AIM OF THE EXERCISE » Pick out the lines in the listing below that contain the word "Height" and copy them.

-.-.-

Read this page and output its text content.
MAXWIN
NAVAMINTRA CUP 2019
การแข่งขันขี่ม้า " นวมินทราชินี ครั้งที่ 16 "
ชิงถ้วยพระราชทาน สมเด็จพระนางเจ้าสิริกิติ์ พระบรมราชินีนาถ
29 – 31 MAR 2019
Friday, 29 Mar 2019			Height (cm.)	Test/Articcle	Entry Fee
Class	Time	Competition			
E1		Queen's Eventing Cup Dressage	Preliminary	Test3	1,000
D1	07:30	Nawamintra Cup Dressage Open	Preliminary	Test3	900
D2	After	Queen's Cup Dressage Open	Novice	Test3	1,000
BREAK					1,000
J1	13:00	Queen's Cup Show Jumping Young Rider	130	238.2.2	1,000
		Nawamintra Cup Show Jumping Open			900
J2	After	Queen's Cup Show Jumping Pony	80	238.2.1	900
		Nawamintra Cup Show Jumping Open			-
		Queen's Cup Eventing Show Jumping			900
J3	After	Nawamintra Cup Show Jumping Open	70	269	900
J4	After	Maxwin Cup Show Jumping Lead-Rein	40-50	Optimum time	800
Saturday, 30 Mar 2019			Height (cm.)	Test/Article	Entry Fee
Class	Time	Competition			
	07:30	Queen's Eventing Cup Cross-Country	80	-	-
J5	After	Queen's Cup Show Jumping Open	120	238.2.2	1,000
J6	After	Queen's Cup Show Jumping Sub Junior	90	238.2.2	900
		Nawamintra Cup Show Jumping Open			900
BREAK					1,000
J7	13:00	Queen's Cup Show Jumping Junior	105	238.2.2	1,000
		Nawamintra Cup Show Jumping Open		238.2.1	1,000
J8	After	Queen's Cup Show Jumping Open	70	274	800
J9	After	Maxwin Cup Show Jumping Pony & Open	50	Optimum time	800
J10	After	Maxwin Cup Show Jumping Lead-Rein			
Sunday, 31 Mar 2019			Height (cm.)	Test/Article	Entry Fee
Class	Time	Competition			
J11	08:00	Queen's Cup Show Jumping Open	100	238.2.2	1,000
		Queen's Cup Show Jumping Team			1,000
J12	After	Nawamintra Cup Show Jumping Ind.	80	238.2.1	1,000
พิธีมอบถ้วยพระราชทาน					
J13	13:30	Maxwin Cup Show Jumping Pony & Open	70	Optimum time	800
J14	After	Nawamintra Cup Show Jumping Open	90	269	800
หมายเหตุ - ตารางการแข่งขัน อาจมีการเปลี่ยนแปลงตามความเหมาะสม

-.-.-

RESULT FOR THIS EXERCISE »
Friday, 29 Mar 2019			Height (cm.)	Test/Articcle	Entry Fee
Saturday, 30 Mar 2019			Height (cm.)	Test/Article	Entry Fee
Sunday, 31 Mar 2019			Height (cm.)	Test/Article	Entry Fee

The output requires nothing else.